▶ Short problem
Can you copy the rows from the line containing "task-text: Run the" through the line containing "list-marker: B. bbox=[186, 437, 210, 464]", unchanged, and give only those lines?

************

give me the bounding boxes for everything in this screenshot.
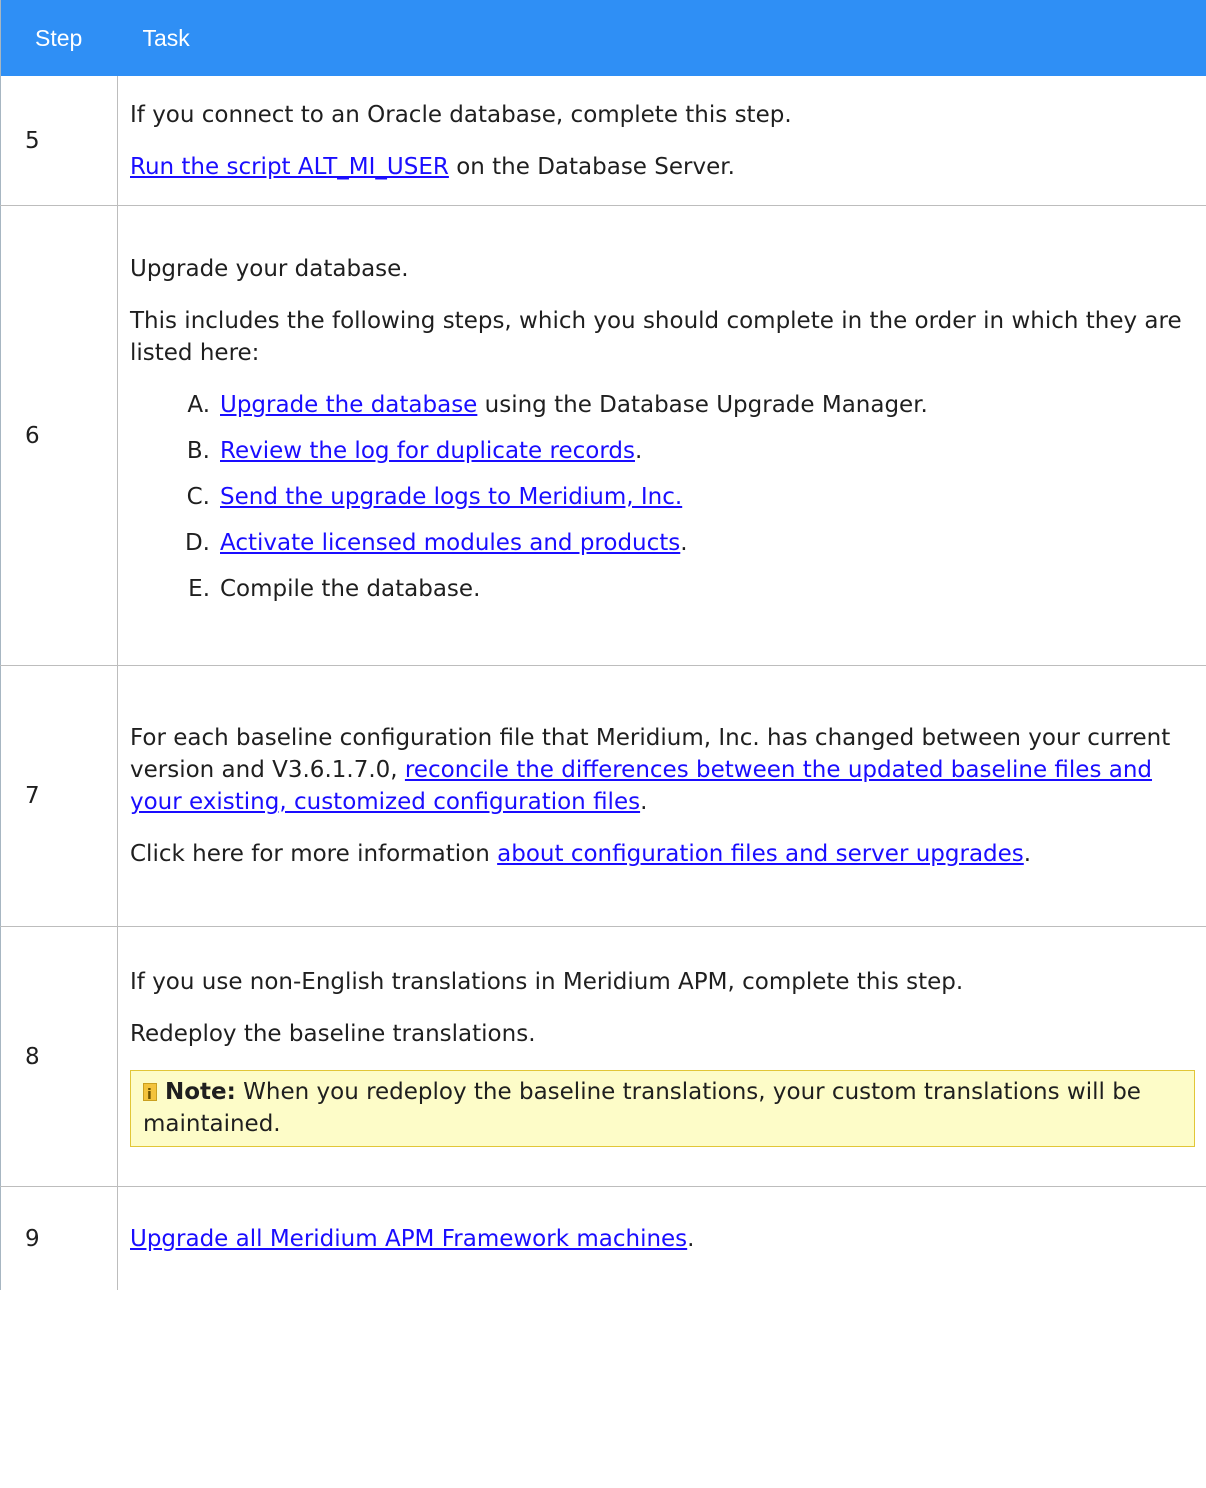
task-text: Run the script ALT_MI_USER on the Databa… bbox=[130, 151, 1195, 183]
list-marker: A. bbox=[187, 391, 210, 418]
task-text: For each baseline configuration file tha… bbox=[130, 722, 1195, 818]
task-text-rest: . bbox=[687, 1225, 695, 1252]
list-marker: B. bbox=[186, 437, 210, 464]
task-text-post: . bbox=[1023, 841, 1032, 867]
task-text: If you use non-English translations in M… bbox=[130, 969, 964, 995]
task-cell: If you connect to an Oracle database, co… bbox=[117, 76, 1206, 206]
task-text: If you connect to an Oracle database, co… bbox=[130, 101, 792, 128]
task-text-pre: Click here for more information bbox=[130, 841, 498, 867]
task-text: Upgrade all Meridium APM Framework machi… bbox=[130, 1223, 1195, 1255]
step-number: 9 bbox=[0, 1186, 118, 1290]
task-text-post: . bbox=[640, 789, 648, 815]
steps-table: Step Task 5 If you connect to an Oracle … bbox=[0, 0, 1206, 1290]
header-task: Task bbox=[117, 0, 1206, 76]
step-number: 5 bbox=[0, 76, 118, 206]
list-item: E. Compile the database. bbox=[174, 573, 1195, 605]
list-item: B. Review the log for duplicate records. bbox=[174, 435, 1195, 467]
table-row: 8 If you use non-English translations in… bbox=[0, 926, 1206, 1187]
table-row: 6 Upgrade your database. This includes t… bbox=[0, 205, 1206, 666]
note-text: When you redeploy the baseline translati… bbox=[143, 1079, 1141, 1137]
task-text: Redeploy the baseline translations. bbox=[130, 1021, 536, 1047]
activate-modules-link[interactable]: Activate licensed modules and products bbox=[220, 530, 680, 556]
step-number: 7 bbox=[0, 665, 118, 927]
run-script-link[interactable]: Run the script ALT_MI_USER bbox=[130, 154, 449, 180]
list-marker: E. bbox=[188, 575, 210, 602]
task-text-rest: on the Database Server. bbox=[448, 153, 735, 180]
task-text: This includes the following steps, which… bbox=[130, 307, 1182, 366]
step-number: 8 bbox=[0, 926, 118, 1187]
task-cell: For each baseline configuration file tha… bbox=[117, 665, 1206, 927]
task-cell: Upgrade your database. This includes the… bbox=[117, 205, 1206, 666]
note-box: Note: When you redeploy the baseline tra… bbox=[130, 1070, 1195, 1147]
list-item-rest: . bbox=[634, 437, 643, 464]
upgrade-database-link[interactable]: Upgrade the database bbox=[220, 392, 477, 418]
task-cell: If you use non-English translations in M… bbox=[117, 926, 1206, 1187]
list-item-rest: using the Database Upgrade Manager. bbox=[477, 391, 928, 418]
task-cell: Upgrade all Meridium APM Framework machi… bbox=[118, 1187, 1206, 1291]
review-log-link[interactable]: Review the log for duplicate records bbox=[220, 438, 635, 464]
header-step: Step bbox=[0, 0, 118, 76]
upgrade-framework-link[interactable]: Upgrade all Meridium APM Framework machi… bbox=[130, 1226, 687, 1252]
list-marker: D. bbox=[184, 529, 210, 556]
info-note-icon bbox=[143, 1079, 157, 1111]
step-number: 6 bbox=[0, 205, 118, 666]
list-item-rest: Compile the database. bbox=[220, 575, 481, 602]
list-item: A. Upgrade the database using the Databa… bbox=[174, 389, 1195, 421]
list-item: C. Send the upgrade logs to Meridium, In… bbox=[174, 481, 1195, 513]
list-marker: C. bbox=[186, 483, 210, 510]
substep-list: A. Upgrade the database using the Databa… bbox=[130, 389, 1195, 605]
config-files-link[interactable]: about configuration files and server upg… bbox=[497, 841, 1024, 867]
table-row: 9 Upgrade all Meridium APM Framework mac… bbox=[0, 1186, 1206, 1291]
list-item-rest: . bbox=[680, 529, 688, 556]
task-text: Upgrade your database. bbox=[130, 255, 409, 282]
table-row: 7 For each baseline configuration file t… bbox=[0, 665, 1206, 927]
note-label: Note: bbox=[165, 1079, 236, 1105]
task-text: Click here for more information about co… bbox=[130, 838, 1195, 870]
table-header-row: Step Task bbox=[0, 0, 1206, 76]
send-logs-link[interactable]: Send the upgrade logs to Meridium, Inc. bbox=[220, 484, 682, 510]
table-row: 5 If you connect to an Oracle database, … bbox=[0, 76, 1206, 206]
list-item: D. Activate licensed modules and product… bbox=[174, 527, 1195, 559]
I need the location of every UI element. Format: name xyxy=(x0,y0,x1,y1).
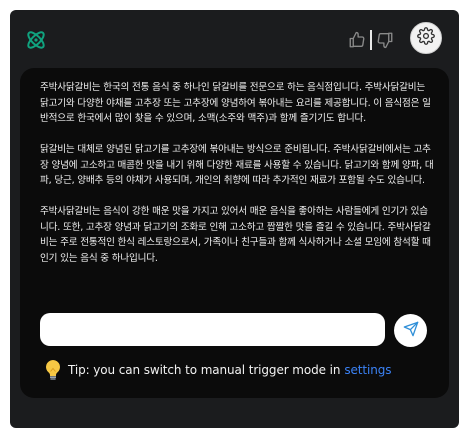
thumbs-up-icon[interactable] xyxy=(348,31,366,49)
gear-icon xyxy=(417,27,435,49)
feedback-divider xyxy=(370,30,372,50)
tip-row: Tip: you can switch to manual trigger mo… xyxy=(44,358,392,382)
thumbs-down-icon[interactable] xyxy=(376,31,394,49)
send-button[interactable] xyxy=(394,314,427,347)
response-panel: 주박사닭갈비는 한국의 전통 음식 중 하나인 닭갈비를 전문으로 하는 음식점… xyxy=(20,68,449,398)
tip-text: Tip: you can switch to manual trigger mo… xyxy=(68,363,341,377)
response-paragraph: 주박사닭갈비는 한국의 전통 음식 중 하나인 닭갈비를 전문으로 하는 음식점… xyxy=(40,82,431,124)
response-paragraph: 주박사닭갈비는 음식이 강한 매운 맛을 가지고 있어서 매운 음식을 좋아하는… xyxy=(40,206,431,264)
feedback-group xyxy=(348,29,394,51)
chat-window: 주박사닭갈비는 한국의 전통 음식 중 하나인 닭갈비를 전문으로 하는 음식점… xyxy=(10,10,459,428)
response-paragraph: 닭갈비는 대체로 양념된 닭고기를 고추장에 볶아내는 방식으로 준비됩니다. … xyxy=(40,144,434,186)
chat-input[interactable] xyxy=(40,313,385,346)
openai-logo-icon[interactable] xyxy=(24,28,48,52)
send-icon xyxy=(403,321,419,341)
response-message: 주박사닭갈비는 한국의 전통 음식 중 하나인 닭갈비를 전문으로 하는 음식점… xyxy=(40,80,436,282)
lightbulb-icon xyxy=(44,359,62,381)
settings-link[interactable]: settings xyxy=(344,363,391,377)
settings-button[interactable] xyxy=(410,22,442,54)
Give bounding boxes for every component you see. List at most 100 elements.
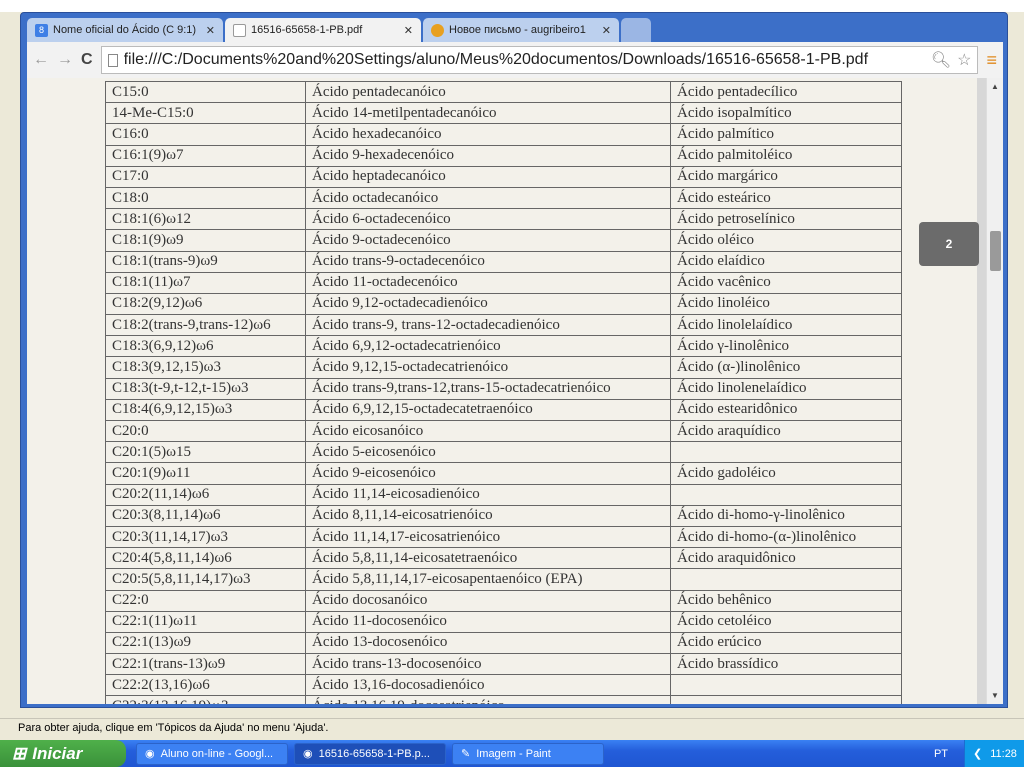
common-name-cell: Ácido margárico xyxy=(670,165,902,188)
start-label: Iniciar xyxy=(32,743,83,763)
systematic-name-cell: Ácido trans-9, trans-12-octadecadienóico xyxy=(305,314,671,337)
systematic-name-cell: Ácido 9-octadecenóico xyxy=(305,229,671,252)
table-row: C20:0 Ácido eicosanóico Ácido araquídico xyxy=(105,419,902,443)
status-bar: Para obter ajuda, clique em 'Tópicos da … xyxy=(0,718,1024,739)
common-name-cell: Ácido γ-linolênico xyxy=(670,335,902,358)
notation-cell: C18:1(9)ω9 xyxy=(105,229,306,252)
systematic-name-cell: Ácido 11-docosenóico xyxy=(305,610,671,633)
taskbar-item-chrome-pdf[interactable]: ◉ 16516-65658-1-PB.p... xyxy=(294,742,446,765)
address-bar[interactable]: file:///C:/Documents%20and%20Settings/al… xyxy=(100,46,979,74)
back-icon[interactable]: ← xyxy=(33,51,49,69)
zoom-icon[interactable]: 🔍︎ xyxy=(931,50,951,70)
table-row: C18:2(9,12)ω6 Ácido 9,12-octadecadienóico… xyxy=(105,292,902,316)
common-name-cell: Ácido erúcico xyxy=(670,631,902,655)
browser-window: 8 Nome oficial do Ácido (C 9:1) ✕ 16516-65… xyxy=(20,12,1008,708)
tab-pdf[interactable]: 16516-65658-1-PB.pdf ✕ xyxy=(225,18,421,42)
forward-icon[interactable]: → xyxy=(57,51,73,69)
common-name-cell xyxy=(670,441,902,464)
table-row: C20:4(5,8,11,14)ω6 Ácido 5,8,11,14-eicosa… xyxy=(105,547,902,570)
top-margin xyxy=(0,0,1024,12)
language-indicator[interactable]: PT xyxy=(934,748,948,760)
taskbar-item-chrome-aluno[interactable]: ◉ Aluno on-line - Googl... xyxy=(136,742,288,765)
systematic-name-cell: Ácido pentadecanóico xyxy=(305,80,671,104)
scrollbar-thumb[interactable] xyxy=(990,231,1001,271)
notation-cell: C20:4(5,8,11,14)ω6 xyxy=(105,547,306,570)
page-icon xyxy=(107,53,118,67)
systematic-name-cell: Ácido 13,16-docosadienóico xyxy=(305,674,671,697)
systematic-name-cell: Ácido trans-9-octadecenóico xyxy=(305,250,671,273)
systematic-name-cell: Ácido 11,14-eicosadienóico xyxy=(305,483,671,506)
notation-cell: C20:1(9)ω11 xyxy=(105,462,306,485)
tab-title: Nome oficial do Ácido (C 9:1) xyxy=(53,24,197,36)
systematic-name-cell: Ácido 6,9,12,15-octadecatetraenóico xyxy=(305,398,671,422)
notation-cell: C20:3(8,11,14)ω6 xyxy=(105,504,306,527)
taskbar-label: 16516-65658-1-PB.p... xyxy=(318,747,430,760)
close-tab-icon[interactable]: ✕ xyxy=(206,24,215,37)
notation-cell: C18:3(6,9,12)ω6 xyxy=(105,335,306,358)
systematic-name-cell: Ácido 5,8,11,14-eicosatetraenóico xyxy=(305,547,671,570)
systematic-name-cell: Ácido trans-13-docosenóico xyxy=(305,653,671,676)
common-name-cell: Ácido linolenelaídico xyxy=(670,377,902,400)
tab-strip: 8 Nome oficial do Ácido (C 9:1) ✕ 16516-65… xyxy=(27,18,651,42)
common-name-cell: Ácido petroselínico xyxy=(670,208,902,231)
common-name-cell: Ácido palmítico xyxy=(670,123,902,146)
scroll-down-icon[interactable]: ▼ xyxy=(991,691,999,700)
table-row: C20:1(9)ω11 Ácido 9-eicosenóico Ácido gado… xyxy=(105,462,902,485)
systematic-name-cell: Ácido 5,8,11,14,17-eicosapentaenóico (EP… xyxy=(305,568,671,591)
page-number-indicator: 2 xyxy=(919,222,979,266)
notation-cell: C16:1(9)ω7 xyxy=(105,144,306,167)
common-name-cell: Ácido oléico xyxy=(670,229,902,252)
systematic-name-cell: Ácido 9,12-octadecadienóico xyxy=(305,292,671,316)
scroll-up-icon[interactable]: ▲ xyxy=(991,82,999,91)
windows-logo-icon: ⊞ xyxy=(12,743,27,763)
mail-icon xyxy=(431,23,444,37)
systematic-name-cell: Ácido 13-docosenóico xyxy=(305,631,671,655)
menu-icon[interactable]: ≡ xyxy=(986,50,997,71)
document-icon xyxy=(233,23,246,37)
taskbar-label: Aluno on-line - Googl... xyxy=(160,747,274,760)
table-row: C15:0 Ácido pentadecanóico Ácido pentadecí… xyxy=(105,80,902,104)
pdf-viewer: C15:0 Ácido pentadecanóico Ácido pentadecí… xyxy=(27,78,1003,704)
new-tab-button[interactable] xyxy=(621,18,651,42)
table-row: C18:1(11)ω7 Ácido 11-octadecenóico Ácido v… xyxy=(105,271,902,294)
common-name-cell: Ácido behênico xyxy=(670,589,902,612)
systematic-name-cell: Ácido 5-eicosenóico xyxy=(305,441,671,464)
table-row: C18:4(6,9,12,15)ω3 Ácido 6,9,12,15-octade… xyxy=(105,398,902,422)
scrollbar[interactable]: ▲ ▼ xyxy=(986,78,1003,704)
close-tab-icon[interactable]: ✕ xyxy=(404,24,413,37)
tab-google-search[interactable]: 8 Nome oficial do Ácido (C 9:1) ✕ xyxy=(27,18,223,42)
notation-cell: C22:0 xyxy=(105,589,306,612)
common-name-cell: Ácido linolelaídico xyxy=(670,314,902,337)
notation-cell: 14-Me-C15:0 xyxy=(105,102,306,125)
taskbar: ⊞ Iniciar ◉ Aluno on-line - Googl... ◉ 1651… xyxy=(0,740,1024,767)
table-row: C22:1(13)ω9 Ácido 13-docosenóico Ácido erú… xyxy=(105,631,902,655)
table-row: C22:3(13,16,19)ω3Ácido 13,16,19-docosatr… xyxy=(105,695,902,704)
common-name-cell xyxy=(670,483,902,506)
tray-expand-icon[interactable]: ❮ xyxy=(973,747,982,760)
notation-cell: C18:1(6)ω12 xyxy=(105,208,306,231)
google-icon: 8 xyxy=(35,23,48,37)
table-row: C20:1(5)ω15 Ácido 5-eicosenóico xyxy=(105,441,902,464)
reload-icon[interactable]: C xyxy=(81,51,93,69)
notation-cell: C22:1(13)ω9 xyxy=(105,631,306,655)
star-icon[interactable]: ☆ xyxy=(957,50,971,70)
notation-cell: C18:1(11)ω7 xyxy=(105,271,306,294)
system-tray: ❮ 11:28 xyxy=(964,740,1024,767)
table-row: 14-Me-C15:0 Ácido 14-metilpentadecanóico Á… xyxy=(105,102,902,125)
start-button[interactable]: ⊞ Iniciar xyxy=(0,740,126,767)
common-name-cell: Ácido estearidônico xyxy=(670,398,902,422)
close-tab-icon[interactable]: ✕ xyxy=(602,24,611,37)
table-row: C18:0 Ácido octadecanóico Ácido esteárico xyxy=(105,186,902,210)
notation-cell: C20:0 xyxy=(105,419,306,443)
toolbar: ← → C file:///C:/Documents%20and%20Setti… xyxy=(27,42,1003,78)
notation-cell: C18:3(9,12,15)ω3 xyxy=(105,356,306,379)
tab-mail[interactable]: Новое письмо - augribeiro1 ✕ xyxy=(423,18,619,42)
common-name-cell: Ácido esteárico xyxy=(670,186,902,210)
common-name-cell: Ácido di-homo-(α-)linolênico xyxy=(670,525,902,549)
notation-cell: C18:2(9,12)ω6 xyxy=(105,292,306,316)
table-row: C18:1(9)ω9 Ácido 9-octadecenóico Ácido olé… xyxy=(105,229,902,252)
taskbar-item-paint[interactable]: ✎ Imagem - Paint xyxy=(452,742,604,765)
taskbar-label: Imagem - Paint xyxy=(476,747,551,760)
notation-cell: C18:4(6,9,12,15)ω3 xyxy=(105,398,306,422)
chrome-icon: ◉ xyxy=(303,748,313,760)
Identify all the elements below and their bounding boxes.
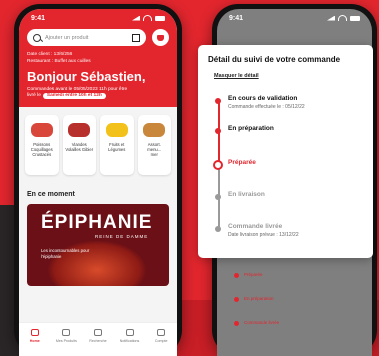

************

▶ Task output
task-text: Run the script ALT_MI_USER on the Databa… bbox=[130, 151, 1195, 183]
list-marker: A. bbox=[187, 391, 210, 418]
task-text: For each baseline configuration file tha… bbox=[130, 722, 1195, 818]
task-text-rest: . bbox=[687, 1225, 695, 1252]
list-marker: B. bbox=[186, 437, 210, 464]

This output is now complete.